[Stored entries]
========

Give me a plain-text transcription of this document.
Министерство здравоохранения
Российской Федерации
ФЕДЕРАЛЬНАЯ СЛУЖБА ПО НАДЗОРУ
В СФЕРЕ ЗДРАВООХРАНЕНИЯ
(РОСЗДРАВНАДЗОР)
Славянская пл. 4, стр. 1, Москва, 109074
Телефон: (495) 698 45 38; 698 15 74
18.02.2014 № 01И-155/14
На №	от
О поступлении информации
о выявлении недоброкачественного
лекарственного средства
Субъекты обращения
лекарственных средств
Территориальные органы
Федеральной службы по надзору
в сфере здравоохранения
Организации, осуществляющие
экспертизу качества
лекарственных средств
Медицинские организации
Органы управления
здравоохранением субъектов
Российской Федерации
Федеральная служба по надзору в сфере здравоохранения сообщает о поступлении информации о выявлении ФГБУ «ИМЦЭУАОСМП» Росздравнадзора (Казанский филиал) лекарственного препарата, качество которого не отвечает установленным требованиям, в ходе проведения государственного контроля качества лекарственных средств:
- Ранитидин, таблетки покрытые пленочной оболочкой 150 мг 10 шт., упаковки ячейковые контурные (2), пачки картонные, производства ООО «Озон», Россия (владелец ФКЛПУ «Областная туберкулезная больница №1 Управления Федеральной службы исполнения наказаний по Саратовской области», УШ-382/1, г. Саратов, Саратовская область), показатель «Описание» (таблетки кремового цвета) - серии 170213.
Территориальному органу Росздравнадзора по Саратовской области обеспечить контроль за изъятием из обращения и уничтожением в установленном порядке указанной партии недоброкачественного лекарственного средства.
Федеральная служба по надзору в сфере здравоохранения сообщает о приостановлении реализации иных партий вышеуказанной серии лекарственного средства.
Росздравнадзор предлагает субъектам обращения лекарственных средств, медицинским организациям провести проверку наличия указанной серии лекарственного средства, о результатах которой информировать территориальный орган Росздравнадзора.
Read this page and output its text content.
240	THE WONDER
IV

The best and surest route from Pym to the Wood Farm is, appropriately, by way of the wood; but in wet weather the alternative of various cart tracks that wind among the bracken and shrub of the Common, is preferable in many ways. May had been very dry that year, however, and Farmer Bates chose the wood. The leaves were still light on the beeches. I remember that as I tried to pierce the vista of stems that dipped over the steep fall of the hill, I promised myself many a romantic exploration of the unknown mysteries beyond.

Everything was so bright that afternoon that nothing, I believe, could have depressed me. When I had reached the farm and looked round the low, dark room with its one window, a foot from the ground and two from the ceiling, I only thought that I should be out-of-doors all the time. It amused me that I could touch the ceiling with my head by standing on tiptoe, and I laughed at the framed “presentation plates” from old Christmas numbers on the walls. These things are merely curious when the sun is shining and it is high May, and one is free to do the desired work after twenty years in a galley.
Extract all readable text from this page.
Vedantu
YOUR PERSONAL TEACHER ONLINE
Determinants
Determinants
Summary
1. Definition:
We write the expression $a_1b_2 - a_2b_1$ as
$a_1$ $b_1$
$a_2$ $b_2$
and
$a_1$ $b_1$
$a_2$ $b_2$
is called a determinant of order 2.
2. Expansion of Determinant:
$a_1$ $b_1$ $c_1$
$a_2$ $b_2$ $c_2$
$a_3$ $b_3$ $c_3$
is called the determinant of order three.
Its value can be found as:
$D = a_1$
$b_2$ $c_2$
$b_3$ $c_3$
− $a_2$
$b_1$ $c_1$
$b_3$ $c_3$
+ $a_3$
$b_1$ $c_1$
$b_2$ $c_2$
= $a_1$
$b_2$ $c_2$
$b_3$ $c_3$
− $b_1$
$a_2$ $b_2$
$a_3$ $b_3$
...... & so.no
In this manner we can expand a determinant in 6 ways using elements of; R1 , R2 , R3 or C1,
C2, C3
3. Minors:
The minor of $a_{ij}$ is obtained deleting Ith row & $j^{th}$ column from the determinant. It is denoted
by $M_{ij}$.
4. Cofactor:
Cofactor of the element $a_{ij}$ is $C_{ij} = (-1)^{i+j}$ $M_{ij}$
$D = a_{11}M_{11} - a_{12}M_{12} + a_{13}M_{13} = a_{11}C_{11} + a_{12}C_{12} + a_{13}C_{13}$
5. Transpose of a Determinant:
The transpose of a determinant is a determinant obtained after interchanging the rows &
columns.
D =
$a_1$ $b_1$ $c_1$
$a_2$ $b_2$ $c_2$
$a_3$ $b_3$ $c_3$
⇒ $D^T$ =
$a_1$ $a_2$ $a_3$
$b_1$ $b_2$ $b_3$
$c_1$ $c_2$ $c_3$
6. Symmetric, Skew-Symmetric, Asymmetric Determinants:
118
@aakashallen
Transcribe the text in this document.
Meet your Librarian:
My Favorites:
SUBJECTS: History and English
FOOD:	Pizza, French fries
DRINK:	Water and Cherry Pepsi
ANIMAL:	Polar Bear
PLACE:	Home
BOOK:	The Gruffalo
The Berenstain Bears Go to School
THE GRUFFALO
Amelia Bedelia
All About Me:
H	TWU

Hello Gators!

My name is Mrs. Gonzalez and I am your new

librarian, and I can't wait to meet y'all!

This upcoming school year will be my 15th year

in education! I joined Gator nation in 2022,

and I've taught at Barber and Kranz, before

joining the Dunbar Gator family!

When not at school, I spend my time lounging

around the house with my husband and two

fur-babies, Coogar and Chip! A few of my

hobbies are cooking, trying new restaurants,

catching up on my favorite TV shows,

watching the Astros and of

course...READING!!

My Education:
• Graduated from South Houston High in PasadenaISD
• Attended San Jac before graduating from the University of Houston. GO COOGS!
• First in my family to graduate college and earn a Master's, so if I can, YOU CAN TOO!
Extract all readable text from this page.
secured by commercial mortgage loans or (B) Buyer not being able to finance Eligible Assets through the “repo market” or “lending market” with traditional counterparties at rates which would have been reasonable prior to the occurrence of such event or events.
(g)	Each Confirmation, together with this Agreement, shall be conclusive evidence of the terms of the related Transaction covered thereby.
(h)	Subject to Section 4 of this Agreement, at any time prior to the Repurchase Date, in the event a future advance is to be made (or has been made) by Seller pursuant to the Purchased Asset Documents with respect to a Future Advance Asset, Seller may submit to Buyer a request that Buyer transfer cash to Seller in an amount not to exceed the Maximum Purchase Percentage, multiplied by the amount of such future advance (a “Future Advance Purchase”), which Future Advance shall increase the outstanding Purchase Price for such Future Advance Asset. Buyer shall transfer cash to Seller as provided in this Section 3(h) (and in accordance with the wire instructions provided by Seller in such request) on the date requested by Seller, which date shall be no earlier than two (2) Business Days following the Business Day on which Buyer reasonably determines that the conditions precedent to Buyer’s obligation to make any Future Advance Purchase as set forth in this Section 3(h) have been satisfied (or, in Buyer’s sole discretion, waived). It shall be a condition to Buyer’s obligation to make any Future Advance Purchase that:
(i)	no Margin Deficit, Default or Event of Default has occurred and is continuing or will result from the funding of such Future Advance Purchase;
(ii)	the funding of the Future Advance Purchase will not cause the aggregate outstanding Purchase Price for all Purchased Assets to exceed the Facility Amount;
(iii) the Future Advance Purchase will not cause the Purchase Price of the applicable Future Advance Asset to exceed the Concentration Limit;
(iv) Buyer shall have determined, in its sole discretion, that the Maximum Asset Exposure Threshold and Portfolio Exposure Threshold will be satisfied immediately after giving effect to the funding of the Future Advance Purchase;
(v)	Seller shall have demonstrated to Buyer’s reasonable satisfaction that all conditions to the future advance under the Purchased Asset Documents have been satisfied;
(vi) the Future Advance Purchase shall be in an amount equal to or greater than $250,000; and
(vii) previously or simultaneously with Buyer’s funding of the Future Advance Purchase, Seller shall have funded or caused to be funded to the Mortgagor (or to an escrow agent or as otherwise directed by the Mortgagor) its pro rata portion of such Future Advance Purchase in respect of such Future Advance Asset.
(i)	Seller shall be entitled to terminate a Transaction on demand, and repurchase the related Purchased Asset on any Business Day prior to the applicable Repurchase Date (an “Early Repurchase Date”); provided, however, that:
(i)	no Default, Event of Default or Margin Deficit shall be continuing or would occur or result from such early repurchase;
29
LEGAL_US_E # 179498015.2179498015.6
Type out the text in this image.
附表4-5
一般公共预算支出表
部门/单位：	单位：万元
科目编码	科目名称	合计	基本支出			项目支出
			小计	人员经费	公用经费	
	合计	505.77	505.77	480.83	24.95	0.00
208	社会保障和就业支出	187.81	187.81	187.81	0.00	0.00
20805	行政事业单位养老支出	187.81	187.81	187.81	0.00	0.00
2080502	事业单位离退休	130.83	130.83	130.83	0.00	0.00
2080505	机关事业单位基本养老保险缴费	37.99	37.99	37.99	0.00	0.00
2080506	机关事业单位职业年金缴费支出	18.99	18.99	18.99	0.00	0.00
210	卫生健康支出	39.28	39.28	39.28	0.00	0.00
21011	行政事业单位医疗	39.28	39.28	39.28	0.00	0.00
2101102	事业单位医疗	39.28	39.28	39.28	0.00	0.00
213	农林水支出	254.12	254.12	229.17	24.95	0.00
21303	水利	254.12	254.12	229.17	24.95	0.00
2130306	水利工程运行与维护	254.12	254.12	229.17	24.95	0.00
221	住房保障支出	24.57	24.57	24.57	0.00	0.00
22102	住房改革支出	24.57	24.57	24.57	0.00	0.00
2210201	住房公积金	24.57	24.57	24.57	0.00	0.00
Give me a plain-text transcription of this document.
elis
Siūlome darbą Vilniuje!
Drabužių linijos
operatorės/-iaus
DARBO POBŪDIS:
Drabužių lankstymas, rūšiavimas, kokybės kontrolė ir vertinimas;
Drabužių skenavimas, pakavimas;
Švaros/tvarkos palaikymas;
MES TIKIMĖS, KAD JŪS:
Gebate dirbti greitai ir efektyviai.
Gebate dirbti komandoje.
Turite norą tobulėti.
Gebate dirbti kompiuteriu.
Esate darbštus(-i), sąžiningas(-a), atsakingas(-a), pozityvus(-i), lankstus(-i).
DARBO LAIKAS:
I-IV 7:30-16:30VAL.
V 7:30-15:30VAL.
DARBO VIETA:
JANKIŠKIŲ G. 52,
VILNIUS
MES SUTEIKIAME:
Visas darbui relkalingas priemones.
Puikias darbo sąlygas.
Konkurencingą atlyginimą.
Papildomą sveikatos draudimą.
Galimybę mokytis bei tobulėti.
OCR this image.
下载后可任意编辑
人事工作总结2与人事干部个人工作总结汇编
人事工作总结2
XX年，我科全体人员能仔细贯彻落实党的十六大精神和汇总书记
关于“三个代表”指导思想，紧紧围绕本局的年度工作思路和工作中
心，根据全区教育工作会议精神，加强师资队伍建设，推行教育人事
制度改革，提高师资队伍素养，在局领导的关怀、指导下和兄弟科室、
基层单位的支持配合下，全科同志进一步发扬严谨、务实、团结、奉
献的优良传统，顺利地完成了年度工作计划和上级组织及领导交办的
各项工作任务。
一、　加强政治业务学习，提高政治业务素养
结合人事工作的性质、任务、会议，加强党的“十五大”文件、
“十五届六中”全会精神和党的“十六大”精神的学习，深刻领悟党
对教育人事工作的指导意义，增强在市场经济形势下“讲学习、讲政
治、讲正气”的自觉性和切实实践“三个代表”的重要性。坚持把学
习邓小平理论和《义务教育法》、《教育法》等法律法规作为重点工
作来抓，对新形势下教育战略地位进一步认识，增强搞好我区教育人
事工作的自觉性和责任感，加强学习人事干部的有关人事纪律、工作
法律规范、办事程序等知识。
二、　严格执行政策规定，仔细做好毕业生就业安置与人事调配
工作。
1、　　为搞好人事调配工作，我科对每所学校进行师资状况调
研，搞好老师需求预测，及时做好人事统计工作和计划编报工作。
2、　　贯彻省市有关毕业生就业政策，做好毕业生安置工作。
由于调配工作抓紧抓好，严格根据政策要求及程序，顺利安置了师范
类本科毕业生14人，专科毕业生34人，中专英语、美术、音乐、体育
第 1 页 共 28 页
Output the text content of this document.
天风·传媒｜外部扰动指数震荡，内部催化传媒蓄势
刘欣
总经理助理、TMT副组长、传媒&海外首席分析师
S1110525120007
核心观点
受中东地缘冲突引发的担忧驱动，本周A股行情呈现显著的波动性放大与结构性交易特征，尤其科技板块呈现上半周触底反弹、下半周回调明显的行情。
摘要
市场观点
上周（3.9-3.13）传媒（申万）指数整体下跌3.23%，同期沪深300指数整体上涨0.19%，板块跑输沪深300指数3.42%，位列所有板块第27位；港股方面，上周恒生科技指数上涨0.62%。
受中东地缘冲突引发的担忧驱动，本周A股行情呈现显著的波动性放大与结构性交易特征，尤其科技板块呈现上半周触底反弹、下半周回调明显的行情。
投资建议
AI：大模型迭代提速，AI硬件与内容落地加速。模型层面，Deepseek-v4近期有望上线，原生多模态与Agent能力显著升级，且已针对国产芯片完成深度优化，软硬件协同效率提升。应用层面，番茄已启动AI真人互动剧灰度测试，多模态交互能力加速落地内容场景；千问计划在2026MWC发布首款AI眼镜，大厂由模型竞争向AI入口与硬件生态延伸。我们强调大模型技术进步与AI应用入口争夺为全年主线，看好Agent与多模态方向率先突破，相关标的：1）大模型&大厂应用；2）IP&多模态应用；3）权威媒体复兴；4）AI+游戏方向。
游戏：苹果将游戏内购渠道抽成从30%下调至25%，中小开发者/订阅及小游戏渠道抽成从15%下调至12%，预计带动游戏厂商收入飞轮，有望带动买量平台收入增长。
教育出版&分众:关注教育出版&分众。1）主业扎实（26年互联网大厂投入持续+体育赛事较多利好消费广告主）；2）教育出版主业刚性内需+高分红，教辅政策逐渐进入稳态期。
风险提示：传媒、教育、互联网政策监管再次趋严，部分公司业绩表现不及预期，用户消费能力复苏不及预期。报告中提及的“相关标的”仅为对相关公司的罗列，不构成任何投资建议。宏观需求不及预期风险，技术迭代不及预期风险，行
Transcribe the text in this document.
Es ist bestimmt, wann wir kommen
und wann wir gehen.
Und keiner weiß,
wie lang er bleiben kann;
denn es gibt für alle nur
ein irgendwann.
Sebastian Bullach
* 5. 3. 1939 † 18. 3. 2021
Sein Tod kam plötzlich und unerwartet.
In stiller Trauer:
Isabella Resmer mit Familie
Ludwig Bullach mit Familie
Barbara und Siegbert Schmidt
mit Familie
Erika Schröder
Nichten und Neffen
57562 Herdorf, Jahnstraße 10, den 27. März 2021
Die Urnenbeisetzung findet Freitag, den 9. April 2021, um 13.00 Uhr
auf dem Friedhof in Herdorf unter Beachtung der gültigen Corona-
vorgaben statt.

========

Looking at the records above, report how many lines contain the word "result". Answer with the number only.

2